> _WHAT YOU NEED TO DO_
Reproduce all of the data exactly, with no line skipped.

BEGIN DATA PROVIDED

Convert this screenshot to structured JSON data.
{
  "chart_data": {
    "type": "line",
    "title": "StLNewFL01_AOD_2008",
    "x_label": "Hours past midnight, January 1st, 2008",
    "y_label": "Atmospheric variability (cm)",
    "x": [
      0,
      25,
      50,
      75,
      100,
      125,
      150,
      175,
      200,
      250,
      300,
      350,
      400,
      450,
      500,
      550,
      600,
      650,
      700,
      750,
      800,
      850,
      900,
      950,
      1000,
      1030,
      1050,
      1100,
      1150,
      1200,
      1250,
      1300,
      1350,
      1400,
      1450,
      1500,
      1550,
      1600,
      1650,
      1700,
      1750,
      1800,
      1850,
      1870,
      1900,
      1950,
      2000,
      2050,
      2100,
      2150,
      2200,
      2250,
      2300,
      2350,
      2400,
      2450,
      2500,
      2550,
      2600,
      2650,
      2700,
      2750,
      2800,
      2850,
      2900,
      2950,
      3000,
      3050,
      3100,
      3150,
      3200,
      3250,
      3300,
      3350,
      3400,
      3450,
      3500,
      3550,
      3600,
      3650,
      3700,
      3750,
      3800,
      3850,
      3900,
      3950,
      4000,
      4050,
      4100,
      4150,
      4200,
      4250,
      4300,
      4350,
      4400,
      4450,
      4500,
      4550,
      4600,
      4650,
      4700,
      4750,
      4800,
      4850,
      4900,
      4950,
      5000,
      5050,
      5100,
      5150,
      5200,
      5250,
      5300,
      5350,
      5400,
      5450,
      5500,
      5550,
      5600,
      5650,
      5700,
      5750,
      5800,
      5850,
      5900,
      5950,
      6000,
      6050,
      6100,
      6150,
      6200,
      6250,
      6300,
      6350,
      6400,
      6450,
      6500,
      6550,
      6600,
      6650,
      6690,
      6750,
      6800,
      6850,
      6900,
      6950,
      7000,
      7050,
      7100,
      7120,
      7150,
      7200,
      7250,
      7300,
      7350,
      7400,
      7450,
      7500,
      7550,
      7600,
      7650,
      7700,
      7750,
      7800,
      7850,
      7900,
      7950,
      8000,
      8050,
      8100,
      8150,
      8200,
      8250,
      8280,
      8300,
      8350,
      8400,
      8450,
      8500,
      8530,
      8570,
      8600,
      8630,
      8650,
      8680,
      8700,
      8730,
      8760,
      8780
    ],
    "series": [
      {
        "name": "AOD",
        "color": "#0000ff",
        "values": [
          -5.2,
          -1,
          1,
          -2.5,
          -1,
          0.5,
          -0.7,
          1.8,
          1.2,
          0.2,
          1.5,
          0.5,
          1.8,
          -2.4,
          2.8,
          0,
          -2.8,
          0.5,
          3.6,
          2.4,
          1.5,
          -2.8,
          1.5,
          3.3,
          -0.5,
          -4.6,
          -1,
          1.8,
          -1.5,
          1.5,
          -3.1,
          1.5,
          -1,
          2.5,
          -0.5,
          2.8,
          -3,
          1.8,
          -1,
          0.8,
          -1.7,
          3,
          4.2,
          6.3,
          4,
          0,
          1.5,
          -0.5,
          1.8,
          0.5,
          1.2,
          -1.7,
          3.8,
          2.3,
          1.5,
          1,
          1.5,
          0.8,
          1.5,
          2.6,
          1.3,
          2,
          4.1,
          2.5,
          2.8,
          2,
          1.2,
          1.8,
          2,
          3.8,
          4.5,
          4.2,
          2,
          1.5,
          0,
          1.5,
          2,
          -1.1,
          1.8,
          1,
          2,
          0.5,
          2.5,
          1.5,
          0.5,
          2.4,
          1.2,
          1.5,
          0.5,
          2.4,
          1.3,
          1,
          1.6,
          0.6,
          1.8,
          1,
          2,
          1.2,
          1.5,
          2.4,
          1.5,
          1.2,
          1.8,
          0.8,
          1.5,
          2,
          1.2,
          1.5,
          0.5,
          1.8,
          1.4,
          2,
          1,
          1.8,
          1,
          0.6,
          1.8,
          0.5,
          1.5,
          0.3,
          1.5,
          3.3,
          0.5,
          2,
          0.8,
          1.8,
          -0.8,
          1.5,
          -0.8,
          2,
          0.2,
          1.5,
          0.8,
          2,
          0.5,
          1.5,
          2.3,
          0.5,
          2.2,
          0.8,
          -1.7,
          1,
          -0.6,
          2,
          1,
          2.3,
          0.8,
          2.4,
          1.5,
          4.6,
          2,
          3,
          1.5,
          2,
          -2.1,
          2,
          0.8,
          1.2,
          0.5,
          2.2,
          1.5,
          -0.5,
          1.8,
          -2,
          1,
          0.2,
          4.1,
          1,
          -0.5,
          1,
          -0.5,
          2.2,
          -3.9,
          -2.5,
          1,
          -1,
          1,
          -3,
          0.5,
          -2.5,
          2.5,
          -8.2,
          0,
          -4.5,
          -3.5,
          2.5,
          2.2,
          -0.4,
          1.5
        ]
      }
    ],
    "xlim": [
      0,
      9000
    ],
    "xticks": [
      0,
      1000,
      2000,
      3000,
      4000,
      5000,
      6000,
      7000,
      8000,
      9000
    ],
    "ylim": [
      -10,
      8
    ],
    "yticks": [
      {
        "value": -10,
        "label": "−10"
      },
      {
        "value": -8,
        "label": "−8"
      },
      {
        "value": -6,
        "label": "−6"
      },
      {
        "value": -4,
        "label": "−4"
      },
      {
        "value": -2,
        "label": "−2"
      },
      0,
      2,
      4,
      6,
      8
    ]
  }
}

END DATA PROVIDED

> _FINAL ANSWER_
Convert this screenshot to structured JSON data.
{
  "chart_data": {
    "type": "line",
    "title": "StLNewFL01_AOD_2008",
    "x_label": "Hours past midnight, January 1st, 2008",
    "y_label": "Atmospheric variability (cm)",
    "x": [
      0,
      25,
      50,
      75,
      100,
      125,
      150,
      175,
      200,
      250,
      300,
      350,
      400,
      450,
      500,
      550,
      600,
      650,
      700,
      750,
      800,
      850,
      900,
      950,
      1000,
      1030,
      1050,
      1100,
      1150,
      1200,
      1250,
      1300,
      1350,
      1400,
      1450,
      1500,
      1550,
      1600,
      1650,
      1700,
      1750,
      1800,
      1850,
      1870,
      1900,
      1950,
      2000,
      2050,
      2100,
      2150,
      2200,
      2250,
      2300,
      2350,
      2400,
      2450,
      2500,
      2550,
      2600,
      2650,
      2700,
      2750,
      2800,
      2850,
      2900,
      2950,
      3000,
      3050,
      3100,
      3150,
      3200,
      3250,
      3300,
      3350,
      3400,
      3450,
      3500,
      3550,
      3600,
      3650,
      3700,
      3750,
      3800,
      3850,
      3900,
      3950,
      4000,
      4050,
      4100,
      4150,
      4200,
      4250,
      4300,
      4350,
      4400,
      4450,
      4500,
      4550,
      4600,
      4650,
      4700,
      4750,
      4800,
      4850,
      4900,
      4950,
      5000,
      5050,
      5100,
      5150,
      5200,
      5250,
      5300,
      5350,
      5400,
      5450,
      5500,
      5550,
      5600,
      5650,
      5700,
      5750,
      5800,
      5850,
      5900,
      5950,
      6000,
      6050,
      6100,
      6150,
      6200,
      6250,
      6300,
      6350,
      6400,
      6450,
      6500,
      6550,
      6600,
      6650,
      6690,
      6750,
      6800,
      6850,
      6900,
      6950,
      7000,
      7050,
      7100,
      7120,
      7150,
      7200,
      7250,
      7300,
      7350,
      7400,
      7450,
      7500,
      7550,
      7600,
      7650,
      7700,
      7750,
      7800,
      7850,
      7900,
      7950,
      8000,
      8050,
      8100,
      8150,
      8200,
      8250,
      8280,
      8300,
      8350,
      8400,
      8450,
      8500,
      8530,
      8570,
      8600,
      8630,
      8650,
      8680,
      8700,
      8730,
      8760,
      8780
    ],
    "series": [
      {
        "name": "AOD",
        "color": "#0000ff",
        "values": [
          -5.2,
          -1,
          1,
          -2.5,
          -1,
          0.5,
          -0.7,
          1.8,
          1.2,
          0.2,
          1.5,
          0.5,
          1.8,
          -2.4,
          2.8,
          0,
          -2.8,
          0.5,
          3.6,
          2.4,
          1.5,
          -2.8,
          1.5,
          3.3,
          -0.5,
          -4.6,
          -1,
          1.8,
          -1.5,
          1.5,
          -3.1,
          1.5,
          -1,
          2.5,
          -0.5,
          2.8,
          -3,
          1.8,
          -1,
          0.8,
          -1.7,
          3,
          4.2,
          6.3,
          4,
          0,
          1.5,
          -0.5,
          1.8,
          0.5,
          1.2,
          -1.7,
          3.8,
          2.3,
          1.5,
          1,
          1.5,
          0.8,
          1.5,
          2.6,
          1.3,
          2,
          4.1,
          2.5,
          2.8,
          2,
          1.2,
          1.8,
          2,
          3.8,
          4.5,
          4.2,
          2,
          1.5,
          0,
          1.5,
          2,
          -1.1,
          1.8,
          1,
          2,
          0.5,
          2.5,
          1.5,
          0.5,
          2.4,
          1.2,
          1.5,
          0.5,
          2.4,
          1.3,
          1,
          1.6,
          0.6,
          1.8,
          1,
          2,
          1.2,
          1.5,
          2.4,
          1.5,
          1.2,
          1.8,
          0.8,
          1.5,
          2,
          1.2,
          1.5,
          0.5,
          1.8,
          1.4,
          2,
          1,
          1.8,
          1,
          0.6,
          1.8,
          0.5,
          1.5,
          0.3,
          1.5,
          3.3,
          0.5,
          2,
          0.8,
          1.8,
          -0.8,
          1.5,
          -0.8,
          2,
          0.2,
          1.5,
          0.8,
          2,
          0.5,
          1.5,
          2.3,
          0.5,
          2.2,
          0.8,
          -1.7,
          1,
          -0.6,
          2,
          1,
          2.3,
          0.8,
          2.4,
          1.5,
          4.6,
          2,
          3,
          1.5,
          2,
          -2.1,
          2,
          0.8,
          1.2,
          0.5,
          2.2,
          1.5,
          -0.5,
          1.8,
          -2,
          1,
          0.2,
          4.1,
          1,
          -0.5,
          1,
          -0.5,
          2.2,
          -3.9,
          -2.5,
          1,
          -1,
          1,
          -3,
          0.5,
          -2.5,
          2.5,
          -8.2,
          0,
          -4.5,
          -3.5,
          2.5,
          2.2,
          -0.4,
          1.5
        ]
      }
    ],
    "xlim": [
      0,
      9000
    ],
    "xticks": [
      0,
      1000,
      2000,
      3000,
      4000,
      5000,
      6000,
      7000,
      8000,
      9000
    ],
    "ylim": [
      -10,
      8
    ],
    "yticks": [
      {
        "value": -10,
        "label": "−10"
      },
      {
        "value": -8,
        "label": "−8"
      },
      {
        "value": -6,
        "label": "−6"
      },
      {
        "value": -4,
        "label": "−4"
      },
      {
        "value": -2,
        "label": "−2"
      },
      0,
      2,
      4,
      6,
      8
    ]
  }
}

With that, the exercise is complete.